Data entries for graphics
.....

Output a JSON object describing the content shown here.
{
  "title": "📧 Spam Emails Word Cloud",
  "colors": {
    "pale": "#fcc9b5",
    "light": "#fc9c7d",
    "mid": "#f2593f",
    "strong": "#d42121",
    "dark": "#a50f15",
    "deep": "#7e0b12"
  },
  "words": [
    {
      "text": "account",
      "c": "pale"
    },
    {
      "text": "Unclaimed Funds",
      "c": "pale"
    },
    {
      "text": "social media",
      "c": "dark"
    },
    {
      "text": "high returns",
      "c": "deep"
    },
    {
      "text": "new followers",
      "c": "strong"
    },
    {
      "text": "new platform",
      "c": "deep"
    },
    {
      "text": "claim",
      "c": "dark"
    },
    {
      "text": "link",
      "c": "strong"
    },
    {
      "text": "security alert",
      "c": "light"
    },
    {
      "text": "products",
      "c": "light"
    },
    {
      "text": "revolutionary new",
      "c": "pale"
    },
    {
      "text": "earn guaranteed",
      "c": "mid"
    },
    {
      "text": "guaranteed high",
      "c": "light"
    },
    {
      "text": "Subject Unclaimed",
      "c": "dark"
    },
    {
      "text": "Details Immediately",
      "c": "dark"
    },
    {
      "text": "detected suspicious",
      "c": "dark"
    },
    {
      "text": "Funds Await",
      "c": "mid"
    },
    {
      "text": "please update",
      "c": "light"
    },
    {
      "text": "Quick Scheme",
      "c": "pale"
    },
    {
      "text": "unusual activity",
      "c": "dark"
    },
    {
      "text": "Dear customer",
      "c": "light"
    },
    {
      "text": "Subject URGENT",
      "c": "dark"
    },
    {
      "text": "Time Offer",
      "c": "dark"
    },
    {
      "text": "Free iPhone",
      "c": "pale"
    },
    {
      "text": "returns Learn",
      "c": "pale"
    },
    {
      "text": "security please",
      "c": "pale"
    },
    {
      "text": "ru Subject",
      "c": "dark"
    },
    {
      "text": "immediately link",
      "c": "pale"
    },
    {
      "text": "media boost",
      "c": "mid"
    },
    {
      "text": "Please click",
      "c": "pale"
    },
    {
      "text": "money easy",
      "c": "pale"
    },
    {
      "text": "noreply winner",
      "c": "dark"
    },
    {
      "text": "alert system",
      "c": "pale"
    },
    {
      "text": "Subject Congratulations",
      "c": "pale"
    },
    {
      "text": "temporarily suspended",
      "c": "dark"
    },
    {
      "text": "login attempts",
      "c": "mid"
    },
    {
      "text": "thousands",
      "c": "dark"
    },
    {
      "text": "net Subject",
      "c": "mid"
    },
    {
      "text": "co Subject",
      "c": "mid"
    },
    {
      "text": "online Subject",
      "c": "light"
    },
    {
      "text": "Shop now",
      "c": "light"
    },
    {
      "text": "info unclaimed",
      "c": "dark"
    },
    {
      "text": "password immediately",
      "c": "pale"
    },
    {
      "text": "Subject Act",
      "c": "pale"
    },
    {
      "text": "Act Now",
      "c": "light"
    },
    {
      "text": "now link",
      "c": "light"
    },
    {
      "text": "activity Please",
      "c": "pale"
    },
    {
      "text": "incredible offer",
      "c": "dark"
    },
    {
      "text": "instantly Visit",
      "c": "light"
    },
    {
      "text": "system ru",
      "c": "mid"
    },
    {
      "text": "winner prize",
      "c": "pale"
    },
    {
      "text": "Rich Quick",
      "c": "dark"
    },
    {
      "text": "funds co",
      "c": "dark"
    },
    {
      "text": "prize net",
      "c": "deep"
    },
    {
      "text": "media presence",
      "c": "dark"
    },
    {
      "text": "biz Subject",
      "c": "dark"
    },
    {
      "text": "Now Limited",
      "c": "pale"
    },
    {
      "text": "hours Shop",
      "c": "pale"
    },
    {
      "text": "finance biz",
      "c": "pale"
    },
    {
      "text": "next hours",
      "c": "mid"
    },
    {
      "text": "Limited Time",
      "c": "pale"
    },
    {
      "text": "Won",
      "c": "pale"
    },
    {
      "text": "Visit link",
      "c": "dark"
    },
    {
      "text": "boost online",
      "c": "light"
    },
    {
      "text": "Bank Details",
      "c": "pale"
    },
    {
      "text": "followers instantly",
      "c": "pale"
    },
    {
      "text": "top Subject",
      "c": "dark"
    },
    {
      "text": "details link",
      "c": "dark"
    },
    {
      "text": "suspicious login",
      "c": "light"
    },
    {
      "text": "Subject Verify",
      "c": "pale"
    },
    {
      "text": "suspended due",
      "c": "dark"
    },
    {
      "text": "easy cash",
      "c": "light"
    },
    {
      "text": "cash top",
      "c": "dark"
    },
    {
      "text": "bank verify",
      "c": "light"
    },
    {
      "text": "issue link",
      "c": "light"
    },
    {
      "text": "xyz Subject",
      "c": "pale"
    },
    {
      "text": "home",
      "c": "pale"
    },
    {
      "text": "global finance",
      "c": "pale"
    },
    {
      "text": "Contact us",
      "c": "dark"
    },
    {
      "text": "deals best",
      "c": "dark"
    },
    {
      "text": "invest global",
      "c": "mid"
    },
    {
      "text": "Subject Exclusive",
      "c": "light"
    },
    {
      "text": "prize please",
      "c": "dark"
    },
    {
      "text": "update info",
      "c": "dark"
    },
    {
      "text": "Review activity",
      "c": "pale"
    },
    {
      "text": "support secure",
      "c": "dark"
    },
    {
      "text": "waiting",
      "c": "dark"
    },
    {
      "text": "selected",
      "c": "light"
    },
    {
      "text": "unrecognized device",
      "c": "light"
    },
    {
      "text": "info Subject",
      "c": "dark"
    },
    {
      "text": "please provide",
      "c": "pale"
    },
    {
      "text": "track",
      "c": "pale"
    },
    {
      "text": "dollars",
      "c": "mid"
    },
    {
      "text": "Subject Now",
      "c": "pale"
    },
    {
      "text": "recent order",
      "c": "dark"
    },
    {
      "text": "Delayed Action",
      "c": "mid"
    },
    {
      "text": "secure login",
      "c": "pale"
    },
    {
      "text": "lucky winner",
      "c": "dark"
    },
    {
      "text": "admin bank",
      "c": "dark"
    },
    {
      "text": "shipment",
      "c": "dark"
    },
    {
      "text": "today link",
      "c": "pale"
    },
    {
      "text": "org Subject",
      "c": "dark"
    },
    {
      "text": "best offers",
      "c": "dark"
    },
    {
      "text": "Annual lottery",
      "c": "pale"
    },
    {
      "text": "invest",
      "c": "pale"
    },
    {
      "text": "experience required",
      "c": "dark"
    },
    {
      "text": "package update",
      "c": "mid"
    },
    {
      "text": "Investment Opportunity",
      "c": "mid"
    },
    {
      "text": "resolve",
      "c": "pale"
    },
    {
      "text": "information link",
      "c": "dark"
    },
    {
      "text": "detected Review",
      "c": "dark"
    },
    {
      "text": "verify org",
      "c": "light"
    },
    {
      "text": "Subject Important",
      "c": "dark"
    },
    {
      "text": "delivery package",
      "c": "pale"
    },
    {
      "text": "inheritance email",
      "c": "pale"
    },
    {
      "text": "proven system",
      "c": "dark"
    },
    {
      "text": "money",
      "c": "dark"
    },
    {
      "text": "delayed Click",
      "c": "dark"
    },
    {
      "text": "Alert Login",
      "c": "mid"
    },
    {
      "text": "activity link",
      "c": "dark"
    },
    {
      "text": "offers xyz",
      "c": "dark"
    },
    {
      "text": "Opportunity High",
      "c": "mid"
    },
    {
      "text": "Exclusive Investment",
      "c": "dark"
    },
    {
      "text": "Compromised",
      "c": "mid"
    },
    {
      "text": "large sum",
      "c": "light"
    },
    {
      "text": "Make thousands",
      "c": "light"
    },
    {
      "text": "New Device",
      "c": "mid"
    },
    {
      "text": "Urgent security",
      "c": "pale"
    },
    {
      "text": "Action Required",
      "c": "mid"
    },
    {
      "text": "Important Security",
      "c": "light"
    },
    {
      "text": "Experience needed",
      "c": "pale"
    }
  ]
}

.....

Every line in the data above that contains "suspicious" needs to be copied.

Written solution ->
      "text": "detected suspicious",
      "text": "suspicious login",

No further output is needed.